Testo del documento
--*--

Ivan riposa con una chitarra.
L’ho voluto io. Gli ho messo il suo cachemire preferito e gli ho lasciato la “chitarrina” che usava alla fine, era più leggera e gli faceva meno male. La chitarra era “la sua bambina” e lui aveva detto che sarebbe morto con la chitarra in mano: in un certo senso è successo. Riposa a Novafeltria, ma non ho fatto scrivere il suo nome dove riposa. Volevo che quel luogo fosse solo mio e di chi gli vuole bene. E poi magari un giorno ritorna.
Molti non sanno che le canzoni le ha scritte sempre con te.
Sempre. Mi chiamava mentre strimpellava la chitarra, di solito dopo cena, e da lì partiva tutto. Motocross nasce da un mio litigio con mio fratello, che aveva appunto una moto gialla da cross. Scappo di casa prende spunto da una famiglia che abitava vicino. Lugano addio parte da una mia amica, Marta, che aveva delle gran tettone. Ivan partiva quasi sempre da fatti reali: era un cronista che si piegava alla metrica. Il nostro era un ping pong: io dicevo “le reti al sole i pescherecci in alto mare”, lui aggiungeva “le bestemmie e il suo dolore”. Ridevamo tanto, perché ai protagonisti facevamo fare di tutto. La “Paolina” che si innamora dell’“istruttore biondo” era una ragazza che andava a scuola guida vicino casa nostra: quante gliene abbiamo fatte fare, nelle nostre “prove”, con quell’istruttore biondo! Quante risate.

--*--

Record forniti
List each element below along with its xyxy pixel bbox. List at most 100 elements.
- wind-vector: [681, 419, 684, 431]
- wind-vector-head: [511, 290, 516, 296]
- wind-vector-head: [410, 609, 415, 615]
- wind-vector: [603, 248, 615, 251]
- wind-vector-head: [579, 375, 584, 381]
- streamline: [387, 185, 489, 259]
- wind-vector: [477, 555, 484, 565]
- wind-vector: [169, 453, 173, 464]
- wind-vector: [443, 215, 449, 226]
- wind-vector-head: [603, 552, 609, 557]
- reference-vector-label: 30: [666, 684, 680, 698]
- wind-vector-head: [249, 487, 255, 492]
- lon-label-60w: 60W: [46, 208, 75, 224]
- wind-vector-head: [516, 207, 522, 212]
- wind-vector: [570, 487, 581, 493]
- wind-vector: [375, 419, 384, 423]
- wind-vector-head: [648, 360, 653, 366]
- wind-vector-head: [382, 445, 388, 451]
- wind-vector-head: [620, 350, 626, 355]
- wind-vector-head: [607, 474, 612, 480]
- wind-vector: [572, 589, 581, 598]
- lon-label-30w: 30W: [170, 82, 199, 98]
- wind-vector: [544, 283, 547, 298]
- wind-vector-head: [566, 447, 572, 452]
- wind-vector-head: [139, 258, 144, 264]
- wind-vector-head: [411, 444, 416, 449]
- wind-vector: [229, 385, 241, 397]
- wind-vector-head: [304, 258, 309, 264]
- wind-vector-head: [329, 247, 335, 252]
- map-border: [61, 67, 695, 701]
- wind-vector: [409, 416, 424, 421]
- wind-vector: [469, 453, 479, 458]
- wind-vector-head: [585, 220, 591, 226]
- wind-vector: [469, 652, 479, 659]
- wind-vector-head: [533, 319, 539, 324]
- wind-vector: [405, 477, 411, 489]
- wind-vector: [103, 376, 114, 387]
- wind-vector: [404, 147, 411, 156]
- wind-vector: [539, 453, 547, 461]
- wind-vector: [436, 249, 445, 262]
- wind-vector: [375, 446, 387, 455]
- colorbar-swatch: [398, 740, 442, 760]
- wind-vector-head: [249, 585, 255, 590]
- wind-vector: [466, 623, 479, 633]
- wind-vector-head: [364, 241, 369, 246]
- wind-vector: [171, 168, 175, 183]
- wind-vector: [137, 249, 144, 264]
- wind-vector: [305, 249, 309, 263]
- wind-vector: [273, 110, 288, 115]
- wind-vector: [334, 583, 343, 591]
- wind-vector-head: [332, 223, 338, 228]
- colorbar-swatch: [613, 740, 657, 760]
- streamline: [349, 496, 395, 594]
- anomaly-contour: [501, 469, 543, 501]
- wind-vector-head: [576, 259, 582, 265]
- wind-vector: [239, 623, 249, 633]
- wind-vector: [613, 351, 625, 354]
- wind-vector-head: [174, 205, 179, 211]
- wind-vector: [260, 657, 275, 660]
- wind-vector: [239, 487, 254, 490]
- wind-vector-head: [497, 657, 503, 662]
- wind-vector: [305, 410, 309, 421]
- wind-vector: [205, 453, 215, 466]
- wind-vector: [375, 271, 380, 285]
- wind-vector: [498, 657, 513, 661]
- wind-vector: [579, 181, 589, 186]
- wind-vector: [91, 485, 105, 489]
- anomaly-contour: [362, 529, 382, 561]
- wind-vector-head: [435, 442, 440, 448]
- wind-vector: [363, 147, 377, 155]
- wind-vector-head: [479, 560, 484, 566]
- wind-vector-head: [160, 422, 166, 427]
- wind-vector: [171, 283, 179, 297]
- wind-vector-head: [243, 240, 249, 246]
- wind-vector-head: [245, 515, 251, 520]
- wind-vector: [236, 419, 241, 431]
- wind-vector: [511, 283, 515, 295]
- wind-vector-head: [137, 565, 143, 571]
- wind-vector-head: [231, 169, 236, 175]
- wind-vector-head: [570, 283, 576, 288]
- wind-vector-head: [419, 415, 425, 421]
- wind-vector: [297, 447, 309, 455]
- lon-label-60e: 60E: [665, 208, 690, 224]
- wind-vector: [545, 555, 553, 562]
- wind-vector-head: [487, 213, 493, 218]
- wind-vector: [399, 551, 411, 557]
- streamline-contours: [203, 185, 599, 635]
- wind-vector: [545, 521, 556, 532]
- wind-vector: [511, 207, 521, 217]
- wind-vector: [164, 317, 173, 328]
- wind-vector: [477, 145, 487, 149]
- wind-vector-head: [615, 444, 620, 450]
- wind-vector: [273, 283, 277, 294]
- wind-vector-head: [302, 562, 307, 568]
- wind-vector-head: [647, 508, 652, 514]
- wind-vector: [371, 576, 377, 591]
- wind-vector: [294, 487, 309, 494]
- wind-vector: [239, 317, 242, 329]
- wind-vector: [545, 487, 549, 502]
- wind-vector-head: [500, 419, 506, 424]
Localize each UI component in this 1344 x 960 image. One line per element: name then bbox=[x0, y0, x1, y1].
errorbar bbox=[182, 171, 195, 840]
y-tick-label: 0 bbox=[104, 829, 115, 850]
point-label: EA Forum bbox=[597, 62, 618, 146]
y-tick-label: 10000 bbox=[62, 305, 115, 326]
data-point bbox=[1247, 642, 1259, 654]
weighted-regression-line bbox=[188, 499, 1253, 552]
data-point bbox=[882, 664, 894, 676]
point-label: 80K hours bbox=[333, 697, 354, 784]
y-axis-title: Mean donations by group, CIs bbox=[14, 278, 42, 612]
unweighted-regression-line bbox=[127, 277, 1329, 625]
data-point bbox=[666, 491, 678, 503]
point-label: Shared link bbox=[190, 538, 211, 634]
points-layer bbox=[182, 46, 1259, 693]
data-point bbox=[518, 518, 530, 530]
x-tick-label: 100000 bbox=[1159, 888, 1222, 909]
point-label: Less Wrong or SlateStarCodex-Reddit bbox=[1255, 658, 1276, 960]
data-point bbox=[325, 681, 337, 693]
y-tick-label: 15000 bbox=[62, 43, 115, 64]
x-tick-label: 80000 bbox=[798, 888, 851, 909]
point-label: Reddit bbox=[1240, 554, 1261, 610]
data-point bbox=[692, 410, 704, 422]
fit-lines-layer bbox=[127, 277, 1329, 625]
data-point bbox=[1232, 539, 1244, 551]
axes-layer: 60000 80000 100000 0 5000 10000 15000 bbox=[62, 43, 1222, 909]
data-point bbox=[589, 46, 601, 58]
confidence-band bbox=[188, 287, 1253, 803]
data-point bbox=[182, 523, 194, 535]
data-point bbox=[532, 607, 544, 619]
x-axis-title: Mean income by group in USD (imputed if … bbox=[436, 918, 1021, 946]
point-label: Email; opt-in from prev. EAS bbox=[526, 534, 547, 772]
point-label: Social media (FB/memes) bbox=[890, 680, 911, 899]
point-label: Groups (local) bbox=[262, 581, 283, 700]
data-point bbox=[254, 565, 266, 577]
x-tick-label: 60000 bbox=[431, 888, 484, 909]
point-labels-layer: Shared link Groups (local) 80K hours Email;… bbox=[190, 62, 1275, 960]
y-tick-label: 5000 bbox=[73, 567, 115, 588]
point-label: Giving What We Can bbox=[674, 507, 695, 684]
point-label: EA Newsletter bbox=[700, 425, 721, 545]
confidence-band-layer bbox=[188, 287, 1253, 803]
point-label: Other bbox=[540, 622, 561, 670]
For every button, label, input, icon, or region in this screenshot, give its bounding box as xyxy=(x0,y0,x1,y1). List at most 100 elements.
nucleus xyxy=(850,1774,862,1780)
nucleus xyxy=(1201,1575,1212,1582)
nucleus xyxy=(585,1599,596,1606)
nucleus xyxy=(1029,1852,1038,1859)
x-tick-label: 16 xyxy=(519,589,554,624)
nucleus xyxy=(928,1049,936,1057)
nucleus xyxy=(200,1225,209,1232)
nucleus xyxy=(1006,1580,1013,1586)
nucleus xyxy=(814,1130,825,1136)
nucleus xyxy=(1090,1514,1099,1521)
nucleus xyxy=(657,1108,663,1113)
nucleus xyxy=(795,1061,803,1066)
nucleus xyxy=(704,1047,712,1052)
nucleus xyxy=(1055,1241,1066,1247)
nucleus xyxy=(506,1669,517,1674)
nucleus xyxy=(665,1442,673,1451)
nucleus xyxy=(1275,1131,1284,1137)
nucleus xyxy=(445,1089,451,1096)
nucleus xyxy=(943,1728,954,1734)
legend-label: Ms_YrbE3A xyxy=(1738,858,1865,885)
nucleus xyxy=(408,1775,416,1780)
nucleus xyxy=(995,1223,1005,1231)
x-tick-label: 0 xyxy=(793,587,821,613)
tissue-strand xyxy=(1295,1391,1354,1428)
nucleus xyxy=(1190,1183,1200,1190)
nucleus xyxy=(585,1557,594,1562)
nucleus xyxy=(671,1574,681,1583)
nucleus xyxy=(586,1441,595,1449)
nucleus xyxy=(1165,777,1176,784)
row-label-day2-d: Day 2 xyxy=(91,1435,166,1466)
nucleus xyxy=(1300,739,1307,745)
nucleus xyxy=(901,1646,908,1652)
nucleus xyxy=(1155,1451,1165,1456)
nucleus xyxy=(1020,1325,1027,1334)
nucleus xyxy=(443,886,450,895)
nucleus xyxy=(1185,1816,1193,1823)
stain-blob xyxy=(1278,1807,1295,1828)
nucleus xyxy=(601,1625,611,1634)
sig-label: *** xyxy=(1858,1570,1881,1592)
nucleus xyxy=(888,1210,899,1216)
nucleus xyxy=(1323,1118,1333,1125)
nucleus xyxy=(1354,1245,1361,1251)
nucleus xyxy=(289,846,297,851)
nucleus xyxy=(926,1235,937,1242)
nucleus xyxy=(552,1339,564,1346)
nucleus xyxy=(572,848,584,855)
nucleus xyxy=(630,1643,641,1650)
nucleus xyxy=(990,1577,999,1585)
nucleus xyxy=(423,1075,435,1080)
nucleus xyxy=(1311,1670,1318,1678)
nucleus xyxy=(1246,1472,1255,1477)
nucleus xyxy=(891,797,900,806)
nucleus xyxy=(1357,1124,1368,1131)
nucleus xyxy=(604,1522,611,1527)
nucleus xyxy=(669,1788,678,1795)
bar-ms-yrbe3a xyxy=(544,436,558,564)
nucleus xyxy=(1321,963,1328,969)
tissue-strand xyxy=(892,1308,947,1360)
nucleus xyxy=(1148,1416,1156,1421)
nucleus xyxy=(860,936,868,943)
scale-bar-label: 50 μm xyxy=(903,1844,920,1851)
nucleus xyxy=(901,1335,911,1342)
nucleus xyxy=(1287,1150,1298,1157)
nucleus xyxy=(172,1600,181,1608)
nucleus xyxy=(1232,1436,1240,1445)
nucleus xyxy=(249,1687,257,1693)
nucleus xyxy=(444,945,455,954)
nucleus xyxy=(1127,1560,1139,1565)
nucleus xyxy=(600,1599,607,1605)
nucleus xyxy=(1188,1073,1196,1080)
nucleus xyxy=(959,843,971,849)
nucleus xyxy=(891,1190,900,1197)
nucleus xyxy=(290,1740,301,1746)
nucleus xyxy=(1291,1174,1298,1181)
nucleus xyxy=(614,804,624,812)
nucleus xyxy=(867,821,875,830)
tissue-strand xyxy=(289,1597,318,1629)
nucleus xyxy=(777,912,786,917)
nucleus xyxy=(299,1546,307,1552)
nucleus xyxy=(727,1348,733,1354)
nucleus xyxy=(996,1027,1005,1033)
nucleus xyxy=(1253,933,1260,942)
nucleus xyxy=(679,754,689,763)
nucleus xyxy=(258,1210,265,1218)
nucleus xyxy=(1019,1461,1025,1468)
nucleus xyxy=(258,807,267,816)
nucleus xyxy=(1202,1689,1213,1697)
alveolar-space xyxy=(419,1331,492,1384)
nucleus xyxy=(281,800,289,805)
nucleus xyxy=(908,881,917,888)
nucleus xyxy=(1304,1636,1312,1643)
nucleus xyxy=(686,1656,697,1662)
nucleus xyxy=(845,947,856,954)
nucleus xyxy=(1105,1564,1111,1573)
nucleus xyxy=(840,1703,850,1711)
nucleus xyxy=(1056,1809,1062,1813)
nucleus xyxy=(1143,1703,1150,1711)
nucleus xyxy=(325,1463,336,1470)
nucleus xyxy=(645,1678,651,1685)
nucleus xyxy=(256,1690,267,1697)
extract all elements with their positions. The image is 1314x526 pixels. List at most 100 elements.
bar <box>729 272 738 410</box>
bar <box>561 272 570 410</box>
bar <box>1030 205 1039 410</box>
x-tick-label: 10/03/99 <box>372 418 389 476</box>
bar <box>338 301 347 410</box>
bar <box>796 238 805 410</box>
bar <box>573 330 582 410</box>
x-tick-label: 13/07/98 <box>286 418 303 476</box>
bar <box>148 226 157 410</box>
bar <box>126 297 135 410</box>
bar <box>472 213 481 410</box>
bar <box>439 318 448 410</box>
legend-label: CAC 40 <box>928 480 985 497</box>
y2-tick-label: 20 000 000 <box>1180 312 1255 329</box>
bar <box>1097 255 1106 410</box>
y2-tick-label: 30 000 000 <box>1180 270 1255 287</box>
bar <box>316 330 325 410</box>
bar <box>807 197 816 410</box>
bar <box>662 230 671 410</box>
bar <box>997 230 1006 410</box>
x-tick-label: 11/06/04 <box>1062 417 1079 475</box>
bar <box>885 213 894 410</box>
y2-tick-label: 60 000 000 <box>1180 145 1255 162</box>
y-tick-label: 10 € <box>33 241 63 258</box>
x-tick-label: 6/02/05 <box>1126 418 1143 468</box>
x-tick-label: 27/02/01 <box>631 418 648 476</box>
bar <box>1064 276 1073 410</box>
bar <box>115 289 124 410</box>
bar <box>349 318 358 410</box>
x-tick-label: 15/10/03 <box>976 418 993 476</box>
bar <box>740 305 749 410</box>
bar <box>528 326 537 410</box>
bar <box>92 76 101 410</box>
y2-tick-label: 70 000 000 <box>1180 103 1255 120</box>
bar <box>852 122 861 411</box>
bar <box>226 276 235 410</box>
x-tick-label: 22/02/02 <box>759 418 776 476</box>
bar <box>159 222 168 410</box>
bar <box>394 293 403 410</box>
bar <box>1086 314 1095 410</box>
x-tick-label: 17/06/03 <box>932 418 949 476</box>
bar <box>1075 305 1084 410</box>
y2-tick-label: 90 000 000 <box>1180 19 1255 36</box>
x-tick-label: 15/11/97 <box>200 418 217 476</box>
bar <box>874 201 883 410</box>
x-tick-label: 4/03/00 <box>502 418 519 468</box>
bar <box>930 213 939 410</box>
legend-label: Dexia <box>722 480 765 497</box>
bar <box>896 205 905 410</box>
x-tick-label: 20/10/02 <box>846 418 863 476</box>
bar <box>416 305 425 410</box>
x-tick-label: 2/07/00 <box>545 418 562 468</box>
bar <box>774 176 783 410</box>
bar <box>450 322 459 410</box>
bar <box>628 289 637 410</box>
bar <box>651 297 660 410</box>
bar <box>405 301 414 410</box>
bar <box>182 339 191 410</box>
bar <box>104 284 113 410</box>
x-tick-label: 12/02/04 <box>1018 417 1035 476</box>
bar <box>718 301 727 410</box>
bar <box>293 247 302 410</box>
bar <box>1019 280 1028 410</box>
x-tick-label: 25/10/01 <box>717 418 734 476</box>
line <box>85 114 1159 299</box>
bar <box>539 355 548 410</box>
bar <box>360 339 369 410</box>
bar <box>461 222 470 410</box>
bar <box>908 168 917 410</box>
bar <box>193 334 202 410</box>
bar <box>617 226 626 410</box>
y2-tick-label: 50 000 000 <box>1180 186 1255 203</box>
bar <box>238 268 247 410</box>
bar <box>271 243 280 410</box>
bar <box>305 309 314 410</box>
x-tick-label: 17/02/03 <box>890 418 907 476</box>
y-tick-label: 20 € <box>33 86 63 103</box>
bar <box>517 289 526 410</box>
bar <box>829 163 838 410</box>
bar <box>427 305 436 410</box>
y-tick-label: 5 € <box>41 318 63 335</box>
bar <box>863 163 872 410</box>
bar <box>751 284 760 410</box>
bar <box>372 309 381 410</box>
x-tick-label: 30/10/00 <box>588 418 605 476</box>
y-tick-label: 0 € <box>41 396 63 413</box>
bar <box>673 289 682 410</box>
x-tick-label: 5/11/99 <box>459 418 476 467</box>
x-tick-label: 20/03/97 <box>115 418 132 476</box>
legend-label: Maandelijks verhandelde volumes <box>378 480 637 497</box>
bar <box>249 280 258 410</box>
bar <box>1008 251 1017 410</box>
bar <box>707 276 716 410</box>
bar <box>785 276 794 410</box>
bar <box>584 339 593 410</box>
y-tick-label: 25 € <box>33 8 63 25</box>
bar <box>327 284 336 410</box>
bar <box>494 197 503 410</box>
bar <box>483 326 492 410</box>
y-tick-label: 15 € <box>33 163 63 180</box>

--*--

Attività proposte
[1] Secondo il testo su Ivan, in quale località riposa?
[2] Fornisci il seguito del testo su Ivan, cominciando subito dopo l'ultima frase.
Per svolgere l'esercizio i record non servono.

Soluzioni
[1] A Novafeltria.

[2]
“Firenze (Canzone triste)” nasce a Roncobilaccio.
Messa così fa sorridere, ma è vero. A Roncobilaccio c’era uno studio discografico. Ivan mi chiama a tarda notte: “Ho scritto una cosina, ti va di sentirla?”. Io dico di sì, anche se ero stanca morta. Ivan parte e mi fa l’attacco di Firenze. La cosa buffa è che non era neanche sicuro della sua bellezza.
È appena stato Natale.
A Ivan piaceva. Si vestiva sempre da Babbo Natale per i suoi figli. Aveva poi il rito di accendere il fuoco: la vestaglia, la pipa. Mi guardava e, con voce teatrale, mi diceva: ‘Sono un vero gentiluomo di campagna’. Lo vedo ancora.